━━━ Exercise input

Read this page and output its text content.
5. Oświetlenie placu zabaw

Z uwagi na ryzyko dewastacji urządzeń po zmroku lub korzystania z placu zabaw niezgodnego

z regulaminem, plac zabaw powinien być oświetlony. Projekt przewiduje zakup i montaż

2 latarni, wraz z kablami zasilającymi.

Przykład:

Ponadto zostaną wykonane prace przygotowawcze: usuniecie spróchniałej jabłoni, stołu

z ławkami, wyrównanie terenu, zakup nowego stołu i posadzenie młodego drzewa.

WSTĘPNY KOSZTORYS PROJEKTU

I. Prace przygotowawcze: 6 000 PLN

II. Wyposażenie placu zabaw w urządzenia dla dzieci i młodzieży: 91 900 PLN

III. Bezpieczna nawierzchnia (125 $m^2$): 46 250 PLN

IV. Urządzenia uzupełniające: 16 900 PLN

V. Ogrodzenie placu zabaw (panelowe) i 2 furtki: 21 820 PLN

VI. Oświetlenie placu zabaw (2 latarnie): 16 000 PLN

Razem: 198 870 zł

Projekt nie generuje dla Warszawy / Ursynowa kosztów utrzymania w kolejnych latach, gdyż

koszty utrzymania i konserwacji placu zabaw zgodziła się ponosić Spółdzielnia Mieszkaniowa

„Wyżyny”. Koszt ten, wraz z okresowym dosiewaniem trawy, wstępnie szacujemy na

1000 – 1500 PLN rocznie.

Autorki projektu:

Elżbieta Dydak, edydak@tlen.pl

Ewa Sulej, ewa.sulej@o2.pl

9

━━━━━━
━━━ Exercise input

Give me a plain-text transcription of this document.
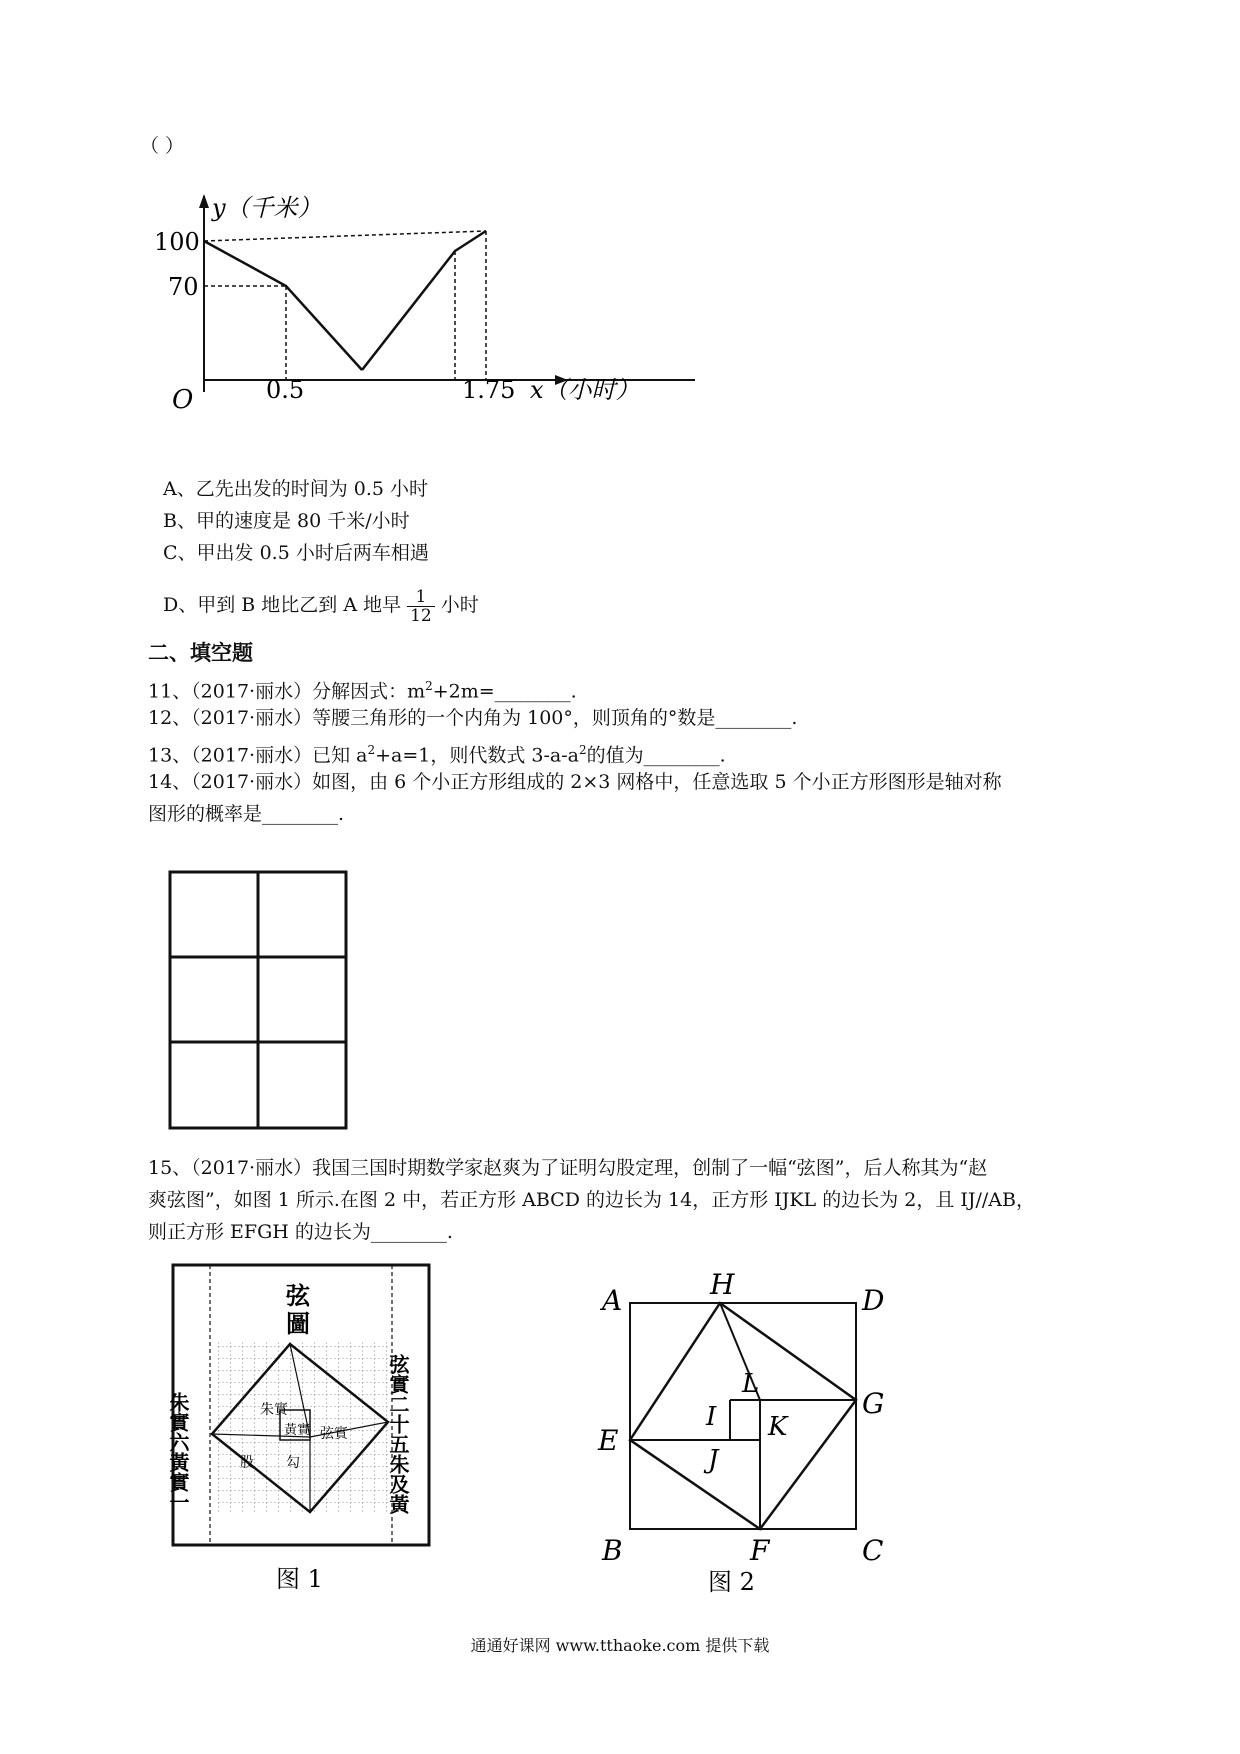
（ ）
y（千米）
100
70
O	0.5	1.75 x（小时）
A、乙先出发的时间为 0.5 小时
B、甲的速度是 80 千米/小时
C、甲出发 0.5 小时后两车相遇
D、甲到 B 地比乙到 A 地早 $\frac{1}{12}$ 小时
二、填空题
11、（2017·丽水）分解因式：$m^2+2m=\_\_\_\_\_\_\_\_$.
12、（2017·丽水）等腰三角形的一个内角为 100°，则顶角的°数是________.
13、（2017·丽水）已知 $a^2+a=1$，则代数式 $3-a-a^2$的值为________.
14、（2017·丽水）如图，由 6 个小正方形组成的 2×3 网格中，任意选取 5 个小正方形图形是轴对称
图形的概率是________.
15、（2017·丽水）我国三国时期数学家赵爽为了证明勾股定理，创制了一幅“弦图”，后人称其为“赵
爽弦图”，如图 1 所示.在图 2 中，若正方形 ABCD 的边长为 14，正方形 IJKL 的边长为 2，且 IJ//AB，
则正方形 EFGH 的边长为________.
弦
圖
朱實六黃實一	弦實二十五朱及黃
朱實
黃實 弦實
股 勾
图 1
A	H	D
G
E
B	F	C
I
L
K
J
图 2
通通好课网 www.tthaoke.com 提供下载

━━━━━━

Copy every line above that includes the string "placu".

5. Oświetlenie placu zabaw
Z uwagi na ryzyko dewastacji urządzeń po zmroku lub korzystania z placu zabaw niezgodnego
II. Wyposażenie placu zabaw w urządzenia dla dzieci i młodzieży: 91 900 PLN
V. Ogrodzenie placu zabaw (panelowe) i 2 furtki: 21 820 PLN
VI. Oświetlenie placu zabaw (2 latarnie): 16 000 PLN
koszty utrzymania i konserwacji placu zabaw zgodziła się ponosić Spółdzielnia Mieszkaniowa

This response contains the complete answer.